Among the entries, which lines carry the string "stanyl"? Copy each of them.

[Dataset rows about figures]
········

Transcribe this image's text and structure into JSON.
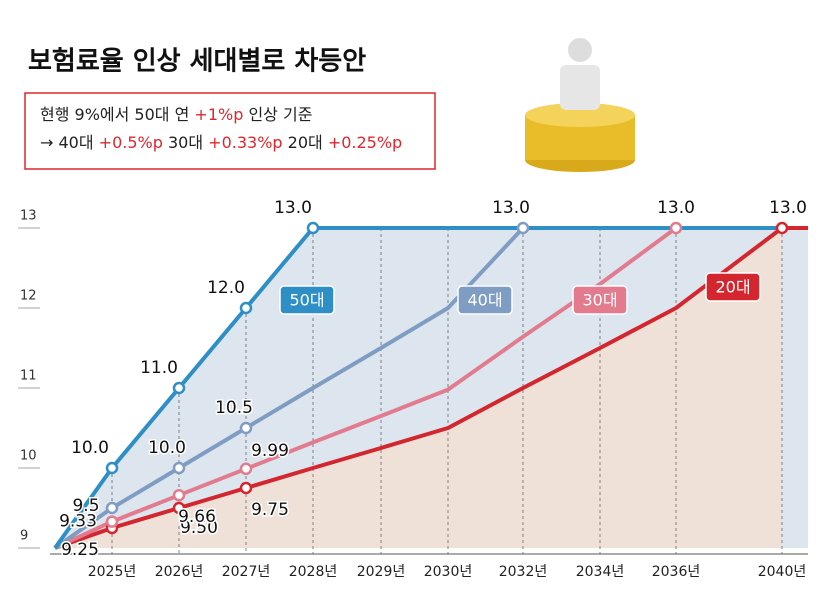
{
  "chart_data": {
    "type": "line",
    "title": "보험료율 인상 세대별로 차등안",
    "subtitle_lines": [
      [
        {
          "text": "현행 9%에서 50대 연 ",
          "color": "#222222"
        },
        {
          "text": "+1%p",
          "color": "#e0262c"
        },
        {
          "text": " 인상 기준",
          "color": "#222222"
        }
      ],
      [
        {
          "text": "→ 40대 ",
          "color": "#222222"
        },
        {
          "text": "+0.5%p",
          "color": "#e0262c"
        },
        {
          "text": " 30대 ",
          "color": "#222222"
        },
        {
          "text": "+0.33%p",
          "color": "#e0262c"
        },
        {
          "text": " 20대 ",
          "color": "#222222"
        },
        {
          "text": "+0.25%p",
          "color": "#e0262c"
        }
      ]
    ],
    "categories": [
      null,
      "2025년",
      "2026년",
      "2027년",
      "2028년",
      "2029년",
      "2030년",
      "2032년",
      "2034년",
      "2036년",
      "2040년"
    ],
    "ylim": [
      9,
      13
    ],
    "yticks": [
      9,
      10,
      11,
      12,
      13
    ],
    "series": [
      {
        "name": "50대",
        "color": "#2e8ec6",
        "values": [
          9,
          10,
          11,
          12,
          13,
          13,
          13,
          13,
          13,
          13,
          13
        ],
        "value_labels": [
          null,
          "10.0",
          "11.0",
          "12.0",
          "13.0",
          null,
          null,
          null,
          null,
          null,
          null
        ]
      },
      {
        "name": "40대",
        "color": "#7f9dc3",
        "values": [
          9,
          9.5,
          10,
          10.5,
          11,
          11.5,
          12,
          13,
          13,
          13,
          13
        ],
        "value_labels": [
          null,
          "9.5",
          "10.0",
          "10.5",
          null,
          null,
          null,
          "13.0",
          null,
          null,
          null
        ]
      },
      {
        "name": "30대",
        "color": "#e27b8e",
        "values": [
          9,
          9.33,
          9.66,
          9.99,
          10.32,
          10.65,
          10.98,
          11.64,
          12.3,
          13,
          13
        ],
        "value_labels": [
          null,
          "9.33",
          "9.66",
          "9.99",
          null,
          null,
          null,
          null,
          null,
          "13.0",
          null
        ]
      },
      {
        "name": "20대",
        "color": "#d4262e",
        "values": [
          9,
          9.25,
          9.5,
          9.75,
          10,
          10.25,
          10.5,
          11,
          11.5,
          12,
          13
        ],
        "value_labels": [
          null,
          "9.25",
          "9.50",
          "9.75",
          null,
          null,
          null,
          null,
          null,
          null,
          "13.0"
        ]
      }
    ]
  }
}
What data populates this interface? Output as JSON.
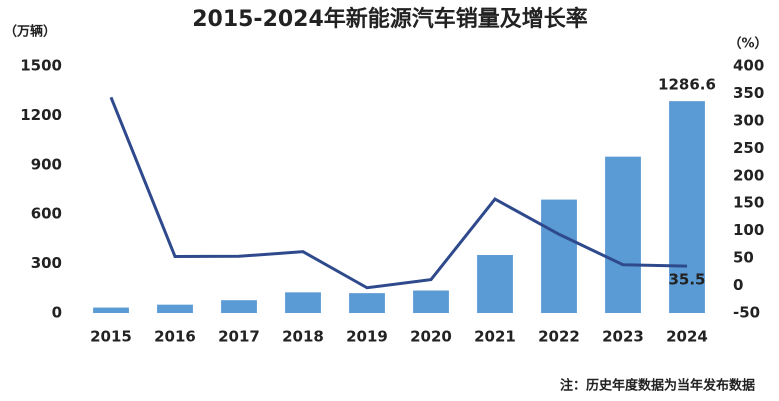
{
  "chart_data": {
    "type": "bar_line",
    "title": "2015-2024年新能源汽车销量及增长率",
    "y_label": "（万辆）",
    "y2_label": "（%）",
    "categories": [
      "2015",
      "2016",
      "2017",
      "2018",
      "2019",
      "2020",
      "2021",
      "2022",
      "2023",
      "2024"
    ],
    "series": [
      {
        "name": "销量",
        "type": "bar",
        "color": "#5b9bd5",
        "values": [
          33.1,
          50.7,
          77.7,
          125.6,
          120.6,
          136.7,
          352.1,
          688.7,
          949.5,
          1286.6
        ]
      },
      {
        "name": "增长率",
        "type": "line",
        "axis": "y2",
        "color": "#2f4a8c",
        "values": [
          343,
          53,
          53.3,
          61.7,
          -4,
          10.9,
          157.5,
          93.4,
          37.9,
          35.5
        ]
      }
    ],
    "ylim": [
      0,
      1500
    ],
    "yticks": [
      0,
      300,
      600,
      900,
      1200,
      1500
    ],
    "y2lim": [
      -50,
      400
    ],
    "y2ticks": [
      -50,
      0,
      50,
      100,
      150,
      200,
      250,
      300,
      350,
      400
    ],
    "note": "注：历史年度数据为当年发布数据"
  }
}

········

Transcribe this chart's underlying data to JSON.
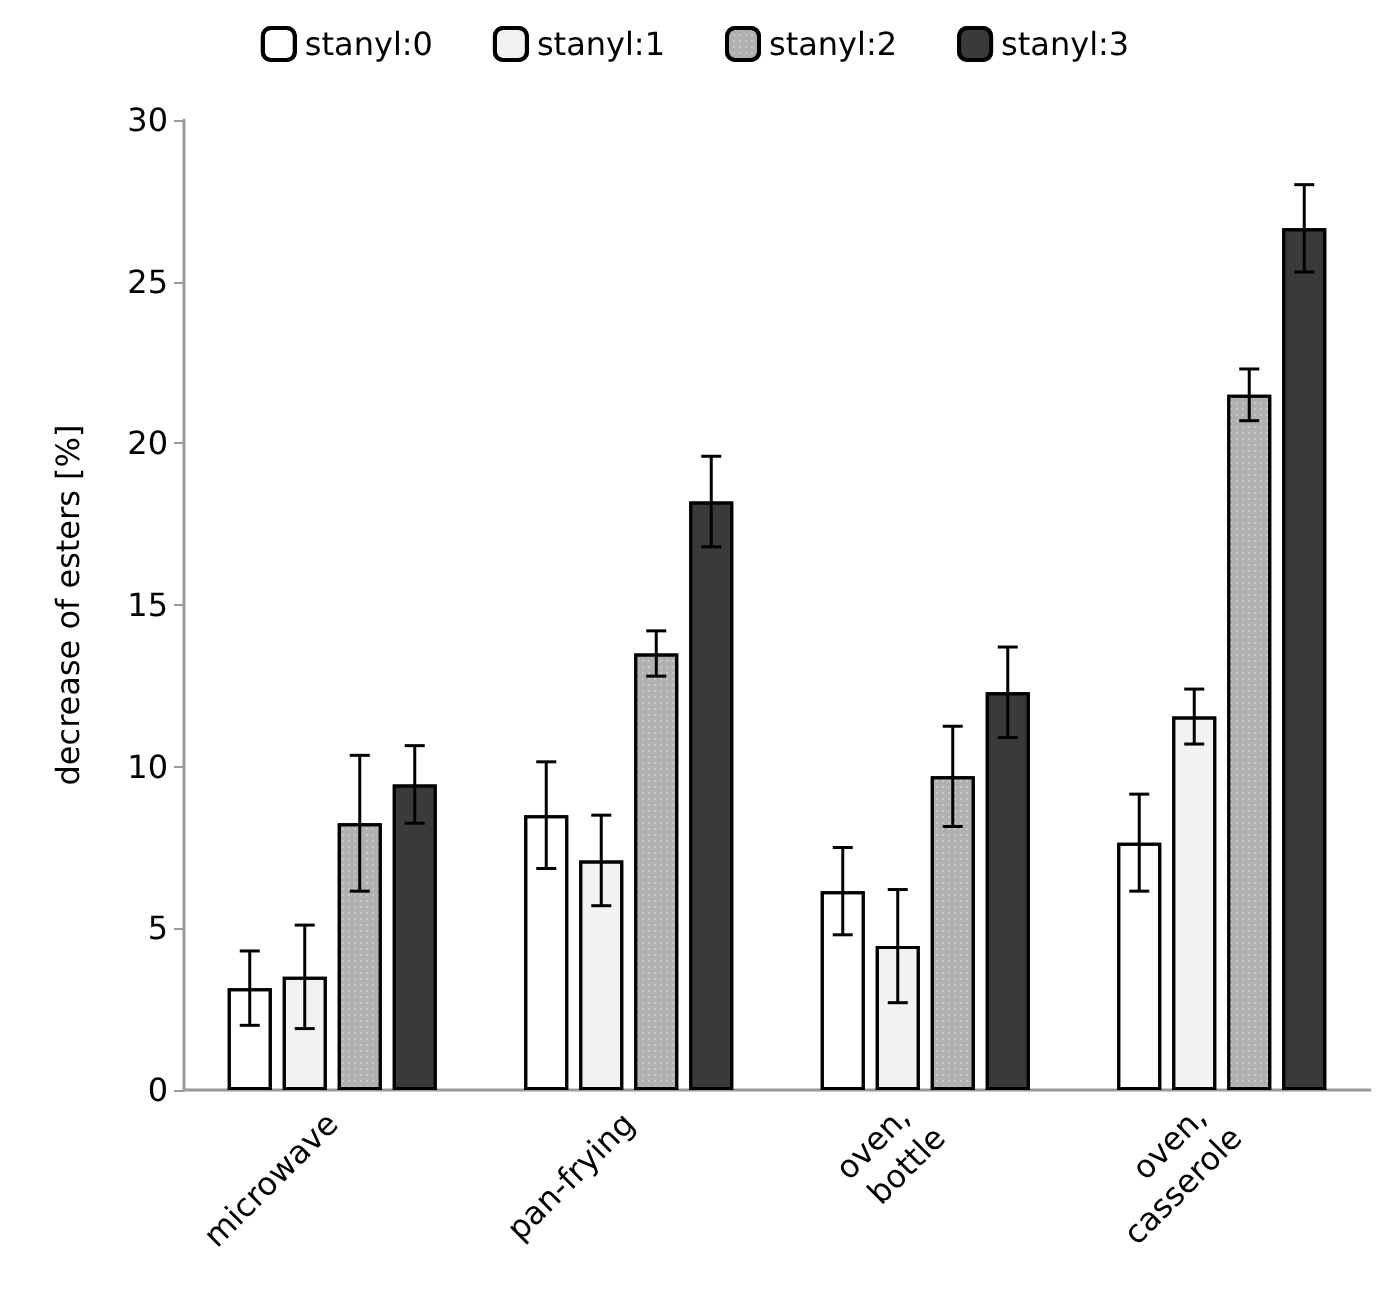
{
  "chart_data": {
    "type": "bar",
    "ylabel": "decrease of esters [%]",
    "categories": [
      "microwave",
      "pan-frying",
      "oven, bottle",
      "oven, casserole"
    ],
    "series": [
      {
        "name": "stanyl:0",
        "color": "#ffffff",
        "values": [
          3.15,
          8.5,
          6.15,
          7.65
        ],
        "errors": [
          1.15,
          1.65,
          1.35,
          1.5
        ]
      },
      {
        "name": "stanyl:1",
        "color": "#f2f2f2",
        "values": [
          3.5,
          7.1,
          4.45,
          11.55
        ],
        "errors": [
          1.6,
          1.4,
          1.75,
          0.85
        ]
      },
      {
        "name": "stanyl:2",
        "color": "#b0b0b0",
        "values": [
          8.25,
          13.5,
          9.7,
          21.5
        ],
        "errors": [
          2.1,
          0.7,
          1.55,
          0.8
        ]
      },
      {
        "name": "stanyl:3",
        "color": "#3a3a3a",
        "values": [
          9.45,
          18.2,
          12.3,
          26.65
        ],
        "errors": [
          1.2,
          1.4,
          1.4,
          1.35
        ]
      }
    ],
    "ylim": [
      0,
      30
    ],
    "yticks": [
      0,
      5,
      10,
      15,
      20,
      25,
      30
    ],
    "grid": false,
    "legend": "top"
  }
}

········

Exercise output:
        "name": "stanyl:0",
        "name": "stanyl:1",
        "name": "stanyl:2",
        "name": "stanyl:3",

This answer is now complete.